**The records:**
(begin)
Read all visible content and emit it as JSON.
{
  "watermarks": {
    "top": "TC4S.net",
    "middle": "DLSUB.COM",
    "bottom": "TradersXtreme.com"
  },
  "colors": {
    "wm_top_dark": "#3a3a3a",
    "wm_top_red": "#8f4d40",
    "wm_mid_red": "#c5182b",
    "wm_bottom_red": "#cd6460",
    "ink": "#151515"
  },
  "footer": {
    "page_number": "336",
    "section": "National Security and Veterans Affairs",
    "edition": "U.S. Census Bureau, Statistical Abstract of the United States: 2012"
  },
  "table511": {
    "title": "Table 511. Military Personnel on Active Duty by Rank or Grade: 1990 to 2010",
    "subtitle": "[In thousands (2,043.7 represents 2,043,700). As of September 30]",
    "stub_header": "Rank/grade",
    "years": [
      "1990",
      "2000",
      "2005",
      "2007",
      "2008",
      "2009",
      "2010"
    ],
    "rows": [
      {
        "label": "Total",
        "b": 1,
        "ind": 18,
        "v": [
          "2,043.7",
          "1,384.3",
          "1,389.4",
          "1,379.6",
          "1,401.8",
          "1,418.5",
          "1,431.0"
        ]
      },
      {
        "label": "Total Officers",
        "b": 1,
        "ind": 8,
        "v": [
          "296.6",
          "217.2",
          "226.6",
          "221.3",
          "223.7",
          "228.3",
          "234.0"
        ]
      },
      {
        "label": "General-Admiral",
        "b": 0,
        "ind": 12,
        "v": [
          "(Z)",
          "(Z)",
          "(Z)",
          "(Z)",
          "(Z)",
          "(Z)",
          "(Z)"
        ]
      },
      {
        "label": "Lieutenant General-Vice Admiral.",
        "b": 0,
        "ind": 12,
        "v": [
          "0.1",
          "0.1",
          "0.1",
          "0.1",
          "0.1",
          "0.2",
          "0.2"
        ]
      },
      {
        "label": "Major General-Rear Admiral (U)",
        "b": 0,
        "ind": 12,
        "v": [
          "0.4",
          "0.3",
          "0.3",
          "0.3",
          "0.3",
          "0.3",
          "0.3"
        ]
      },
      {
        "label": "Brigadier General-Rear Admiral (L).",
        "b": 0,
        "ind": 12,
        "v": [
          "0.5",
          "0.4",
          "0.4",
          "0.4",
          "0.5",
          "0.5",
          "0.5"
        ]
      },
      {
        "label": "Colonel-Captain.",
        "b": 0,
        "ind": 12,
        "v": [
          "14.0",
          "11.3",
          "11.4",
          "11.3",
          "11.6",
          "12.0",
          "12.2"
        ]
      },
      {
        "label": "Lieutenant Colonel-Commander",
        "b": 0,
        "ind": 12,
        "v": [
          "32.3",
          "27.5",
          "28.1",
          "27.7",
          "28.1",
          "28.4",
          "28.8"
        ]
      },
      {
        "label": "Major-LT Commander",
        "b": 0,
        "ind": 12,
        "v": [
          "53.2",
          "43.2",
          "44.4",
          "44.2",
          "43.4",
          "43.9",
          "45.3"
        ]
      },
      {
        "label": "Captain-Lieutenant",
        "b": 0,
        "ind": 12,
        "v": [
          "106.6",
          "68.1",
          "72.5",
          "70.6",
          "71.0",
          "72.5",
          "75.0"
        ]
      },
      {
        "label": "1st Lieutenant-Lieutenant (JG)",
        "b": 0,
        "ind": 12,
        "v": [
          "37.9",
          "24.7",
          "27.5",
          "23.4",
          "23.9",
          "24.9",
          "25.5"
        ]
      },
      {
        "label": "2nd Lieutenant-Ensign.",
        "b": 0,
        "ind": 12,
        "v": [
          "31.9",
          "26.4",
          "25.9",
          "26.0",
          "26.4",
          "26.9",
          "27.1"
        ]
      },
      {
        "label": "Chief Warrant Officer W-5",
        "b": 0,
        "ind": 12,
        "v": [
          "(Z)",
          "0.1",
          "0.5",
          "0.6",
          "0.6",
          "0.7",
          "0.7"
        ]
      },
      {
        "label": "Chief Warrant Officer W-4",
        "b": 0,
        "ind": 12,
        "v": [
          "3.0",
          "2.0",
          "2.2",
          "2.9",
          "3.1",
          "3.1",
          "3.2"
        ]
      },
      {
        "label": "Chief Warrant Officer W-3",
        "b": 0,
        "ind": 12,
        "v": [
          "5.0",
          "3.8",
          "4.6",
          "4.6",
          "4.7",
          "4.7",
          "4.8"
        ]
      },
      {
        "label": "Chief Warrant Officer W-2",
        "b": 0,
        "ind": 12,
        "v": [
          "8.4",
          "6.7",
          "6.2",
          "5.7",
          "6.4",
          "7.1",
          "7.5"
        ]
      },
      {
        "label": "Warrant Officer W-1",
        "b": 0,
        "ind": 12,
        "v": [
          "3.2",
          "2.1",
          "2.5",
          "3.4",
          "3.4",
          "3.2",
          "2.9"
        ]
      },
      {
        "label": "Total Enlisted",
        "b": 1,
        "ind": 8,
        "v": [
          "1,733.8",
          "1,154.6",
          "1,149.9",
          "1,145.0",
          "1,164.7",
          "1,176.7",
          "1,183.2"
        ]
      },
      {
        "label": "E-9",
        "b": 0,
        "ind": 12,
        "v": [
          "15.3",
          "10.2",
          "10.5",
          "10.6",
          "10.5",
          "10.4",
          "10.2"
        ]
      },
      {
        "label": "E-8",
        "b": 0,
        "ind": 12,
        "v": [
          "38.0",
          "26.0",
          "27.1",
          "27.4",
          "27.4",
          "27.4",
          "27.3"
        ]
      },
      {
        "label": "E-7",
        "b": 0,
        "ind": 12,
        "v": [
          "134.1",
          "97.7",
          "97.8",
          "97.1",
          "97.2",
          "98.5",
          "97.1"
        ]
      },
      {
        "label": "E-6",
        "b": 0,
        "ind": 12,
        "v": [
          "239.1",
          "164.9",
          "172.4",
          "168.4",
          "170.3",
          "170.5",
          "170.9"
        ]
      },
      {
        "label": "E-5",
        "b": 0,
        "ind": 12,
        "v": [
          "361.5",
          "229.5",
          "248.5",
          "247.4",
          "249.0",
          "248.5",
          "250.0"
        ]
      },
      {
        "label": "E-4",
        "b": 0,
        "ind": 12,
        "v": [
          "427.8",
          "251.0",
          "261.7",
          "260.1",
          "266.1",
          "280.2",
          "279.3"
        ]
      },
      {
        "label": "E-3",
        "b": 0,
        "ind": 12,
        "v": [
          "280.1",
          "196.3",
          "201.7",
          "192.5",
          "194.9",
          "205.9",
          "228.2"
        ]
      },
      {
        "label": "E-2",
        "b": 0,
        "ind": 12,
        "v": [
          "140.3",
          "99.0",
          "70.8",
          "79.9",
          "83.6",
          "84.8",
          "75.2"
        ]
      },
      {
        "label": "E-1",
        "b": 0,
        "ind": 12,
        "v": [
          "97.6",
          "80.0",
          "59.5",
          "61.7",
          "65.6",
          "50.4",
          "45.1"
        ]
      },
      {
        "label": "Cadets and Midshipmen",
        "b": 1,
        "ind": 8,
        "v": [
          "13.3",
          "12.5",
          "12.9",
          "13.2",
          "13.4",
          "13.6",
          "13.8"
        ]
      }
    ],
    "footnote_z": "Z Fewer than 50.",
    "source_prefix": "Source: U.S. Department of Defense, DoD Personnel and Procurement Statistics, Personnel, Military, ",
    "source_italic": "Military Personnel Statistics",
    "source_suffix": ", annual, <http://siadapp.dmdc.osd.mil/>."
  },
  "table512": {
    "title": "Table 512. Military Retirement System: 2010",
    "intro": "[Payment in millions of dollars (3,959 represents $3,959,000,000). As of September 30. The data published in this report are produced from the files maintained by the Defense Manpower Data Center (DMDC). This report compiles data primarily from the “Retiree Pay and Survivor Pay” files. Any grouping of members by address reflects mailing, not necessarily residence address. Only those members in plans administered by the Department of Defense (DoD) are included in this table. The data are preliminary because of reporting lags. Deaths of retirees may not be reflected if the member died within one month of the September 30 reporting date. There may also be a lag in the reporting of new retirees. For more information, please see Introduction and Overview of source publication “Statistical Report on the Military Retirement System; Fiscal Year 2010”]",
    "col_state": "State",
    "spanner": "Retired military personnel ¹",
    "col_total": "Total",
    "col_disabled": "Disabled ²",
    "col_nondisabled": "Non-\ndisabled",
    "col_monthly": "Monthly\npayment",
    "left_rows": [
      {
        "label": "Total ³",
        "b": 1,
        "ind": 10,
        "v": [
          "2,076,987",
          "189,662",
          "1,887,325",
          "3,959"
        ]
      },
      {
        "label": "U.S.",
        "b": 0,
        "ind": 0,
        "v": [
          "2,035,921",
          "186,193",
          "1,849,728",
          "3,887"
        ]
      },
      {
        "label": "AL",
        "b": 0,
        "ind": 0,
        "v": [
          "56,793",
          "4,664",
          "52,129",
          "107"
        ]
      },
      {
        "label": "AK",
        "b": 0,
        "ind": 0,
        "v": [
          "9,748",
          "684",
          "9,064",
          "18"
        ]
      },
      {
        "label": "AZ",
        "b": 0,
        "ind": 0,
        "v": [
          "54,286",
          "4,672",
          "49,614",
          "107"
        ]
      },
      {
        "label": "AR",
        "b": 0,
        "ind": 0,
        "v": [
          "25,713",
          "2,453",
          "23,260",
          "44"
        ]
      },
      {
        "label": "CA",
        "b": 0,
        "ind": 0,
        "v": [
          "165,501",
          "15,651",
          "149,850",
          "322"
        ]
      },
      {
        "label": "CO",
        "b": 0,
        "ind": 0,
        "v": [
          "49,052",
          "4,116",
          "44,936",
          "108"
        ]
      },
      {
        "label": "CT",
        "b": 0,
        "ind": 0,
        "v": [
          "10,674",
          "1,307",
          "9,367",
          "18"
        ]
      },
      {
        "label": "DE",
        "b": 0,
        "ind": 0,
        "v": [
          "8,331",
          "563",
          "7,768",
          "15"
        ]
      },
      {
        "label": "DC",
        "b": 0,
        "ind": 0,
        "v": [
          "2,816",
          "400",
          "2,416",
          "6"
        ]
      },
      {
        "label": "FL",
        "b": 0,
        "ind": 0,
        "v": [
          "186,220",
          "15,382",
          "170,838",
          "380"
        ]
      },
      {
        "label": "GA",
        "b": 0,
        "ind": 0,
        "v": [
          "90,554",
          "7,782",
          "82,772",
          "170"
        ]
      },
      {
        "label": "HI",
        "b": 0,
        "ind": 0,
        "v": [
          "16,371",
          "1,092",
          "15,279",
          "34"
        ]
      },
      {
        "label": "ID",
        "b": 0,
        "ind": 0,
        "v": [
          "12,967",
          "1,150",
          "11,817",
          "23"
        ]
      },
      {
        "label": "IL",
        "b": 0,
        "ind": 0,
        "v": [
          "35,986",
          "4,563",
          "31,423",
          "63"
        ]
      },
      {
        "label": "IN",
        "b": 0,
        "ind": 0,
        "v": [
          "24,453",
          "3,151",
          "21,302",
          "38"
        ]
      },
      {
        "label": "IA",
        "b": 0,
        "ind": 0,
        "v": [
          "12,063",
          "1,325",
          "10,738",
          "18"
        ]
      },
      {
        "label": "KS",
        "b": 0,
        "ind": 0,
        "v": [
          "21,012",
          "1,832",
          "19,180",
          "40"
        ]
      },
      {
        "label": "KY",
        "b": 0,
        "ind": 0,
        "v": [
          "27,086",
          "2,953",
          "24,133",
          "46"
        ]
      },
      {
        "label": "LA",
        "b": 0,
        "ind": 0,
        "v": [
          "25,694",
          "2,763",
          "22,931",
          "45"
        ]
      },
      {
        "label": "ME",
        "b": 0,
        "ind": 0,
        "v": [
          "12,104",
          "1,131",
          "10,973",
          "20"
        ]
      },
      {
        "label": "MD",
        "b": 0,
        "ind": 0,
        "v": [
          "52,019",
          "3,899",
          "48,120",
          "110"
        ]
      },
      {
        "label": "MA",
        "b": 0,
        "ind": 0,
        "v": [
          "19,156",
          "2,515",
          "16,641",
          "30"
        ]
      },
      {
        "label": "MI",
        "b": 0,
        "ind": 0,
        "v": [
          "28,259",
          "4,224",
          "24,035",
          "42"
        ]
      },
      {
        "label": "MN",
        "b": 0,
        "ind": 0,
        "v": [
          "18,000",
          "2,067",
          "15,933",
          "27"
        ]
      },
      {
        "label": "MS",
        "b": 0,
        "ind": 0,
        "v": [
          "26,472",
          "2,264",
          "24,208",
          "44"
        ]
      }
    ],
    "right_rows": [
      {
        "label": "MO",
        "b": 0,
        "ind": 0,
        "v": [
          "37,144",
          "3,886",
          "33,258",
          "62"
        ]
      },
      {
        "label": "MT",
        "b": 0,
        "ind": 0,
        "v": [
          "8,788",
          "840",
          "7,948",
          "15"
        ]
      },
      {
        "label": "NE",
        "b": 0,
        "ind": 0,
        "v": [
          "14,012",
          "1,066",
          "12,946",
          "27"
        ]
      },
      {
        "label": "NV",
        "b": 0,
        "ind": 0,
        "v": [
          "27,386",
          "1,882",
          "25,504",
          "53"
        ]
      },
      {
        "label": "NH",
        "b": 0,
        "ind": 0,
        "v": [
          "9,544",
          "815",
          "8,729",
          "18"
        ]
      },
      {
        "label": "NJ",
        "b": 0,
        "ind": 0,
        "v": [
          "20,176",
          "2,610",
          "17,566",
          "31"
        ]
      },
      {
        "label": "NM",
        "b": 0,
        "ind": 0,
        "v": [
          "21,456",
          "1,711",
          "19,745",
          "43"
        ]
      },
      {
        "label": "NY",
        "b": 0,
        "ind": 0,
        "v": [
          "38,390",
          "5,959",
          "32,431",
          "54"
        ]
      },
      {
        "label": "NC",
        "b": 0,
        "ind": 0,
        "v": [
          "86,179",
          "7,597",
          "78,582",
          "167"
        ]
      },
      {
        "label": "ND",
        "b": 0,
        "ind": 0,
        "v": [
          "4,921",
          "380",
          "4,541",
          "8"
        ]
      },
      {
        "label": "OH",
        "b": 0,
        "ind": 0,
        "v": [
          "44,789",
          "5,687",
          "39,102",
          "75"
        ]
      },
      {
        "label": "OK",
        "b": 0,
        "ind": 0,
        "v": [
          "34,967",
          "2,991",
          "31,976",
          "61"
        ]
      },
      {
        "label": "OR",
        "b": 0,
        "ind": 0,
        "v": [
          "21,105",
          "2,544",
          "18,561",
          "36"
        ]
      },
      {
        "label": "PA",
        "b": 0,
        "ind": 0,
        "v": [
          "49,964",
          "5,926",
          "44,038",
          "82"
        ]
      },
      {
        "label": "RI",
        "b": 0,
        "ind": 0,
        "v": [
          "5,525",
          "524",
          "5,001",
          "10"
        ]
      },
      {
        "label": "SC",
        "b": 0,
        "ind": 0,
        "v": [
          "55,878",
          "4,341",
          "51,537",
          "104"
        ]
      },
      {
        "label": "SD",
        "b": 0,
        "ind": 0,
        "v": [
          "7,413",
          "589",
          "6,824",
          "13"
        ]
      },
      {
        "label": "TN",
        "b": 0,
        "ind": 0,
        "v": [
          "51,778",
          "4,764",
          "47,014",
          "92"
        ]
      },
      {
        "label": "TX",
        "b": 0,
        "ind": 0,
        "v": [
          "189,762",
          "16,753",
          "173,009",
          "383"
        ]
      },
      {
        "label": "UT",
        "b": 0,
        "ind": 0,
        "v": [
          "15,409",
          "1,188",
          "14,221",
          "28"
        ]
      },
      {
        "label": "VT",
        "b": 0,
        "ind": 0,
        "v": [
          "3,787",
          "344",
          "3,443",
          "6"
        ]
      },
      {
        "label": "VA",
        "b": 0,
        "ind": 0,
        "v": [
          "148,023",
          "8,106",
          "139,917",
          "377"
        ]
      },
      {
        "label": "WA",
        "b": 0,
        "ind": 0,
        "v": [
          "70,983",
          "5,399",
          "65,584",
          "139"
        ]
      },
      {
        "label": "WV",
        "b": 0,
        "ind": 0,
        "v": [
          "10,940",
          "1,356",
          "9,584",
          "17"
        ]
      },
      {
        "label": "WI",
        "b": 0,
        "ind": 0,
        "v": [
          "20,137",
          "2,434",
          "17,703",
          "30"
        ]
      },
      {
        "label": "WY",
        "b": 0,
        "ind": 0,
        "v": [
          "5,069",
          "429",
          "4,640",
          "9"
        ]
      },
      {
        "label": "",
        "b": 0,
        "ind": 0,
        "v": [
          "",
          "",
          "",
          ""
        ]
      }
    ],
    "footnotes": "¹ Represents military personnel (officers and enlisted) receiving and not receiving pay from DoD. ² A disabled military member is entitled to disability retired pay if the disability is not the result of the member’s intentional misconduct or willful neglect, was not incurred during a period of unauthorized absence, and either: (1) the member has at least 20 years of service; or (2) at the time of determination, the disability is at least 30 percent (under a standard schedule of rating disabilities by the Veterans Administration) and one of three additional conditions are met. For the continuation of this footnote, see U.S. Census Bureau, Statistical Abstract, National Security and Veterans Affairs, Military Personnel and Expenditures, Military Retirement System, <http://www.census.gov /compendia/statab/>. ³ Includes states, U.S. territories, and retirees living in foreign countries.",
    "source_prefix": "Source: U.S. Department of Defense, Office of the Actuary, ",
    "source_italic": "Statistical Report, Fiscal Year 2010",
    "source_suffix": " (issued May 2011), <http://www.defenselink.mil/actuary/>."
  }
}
(end)
**Problem to work on:** In the entries above, how many lines contain the word "Lieutenant"? Answer with the number only.

**Solution for this problem:** 5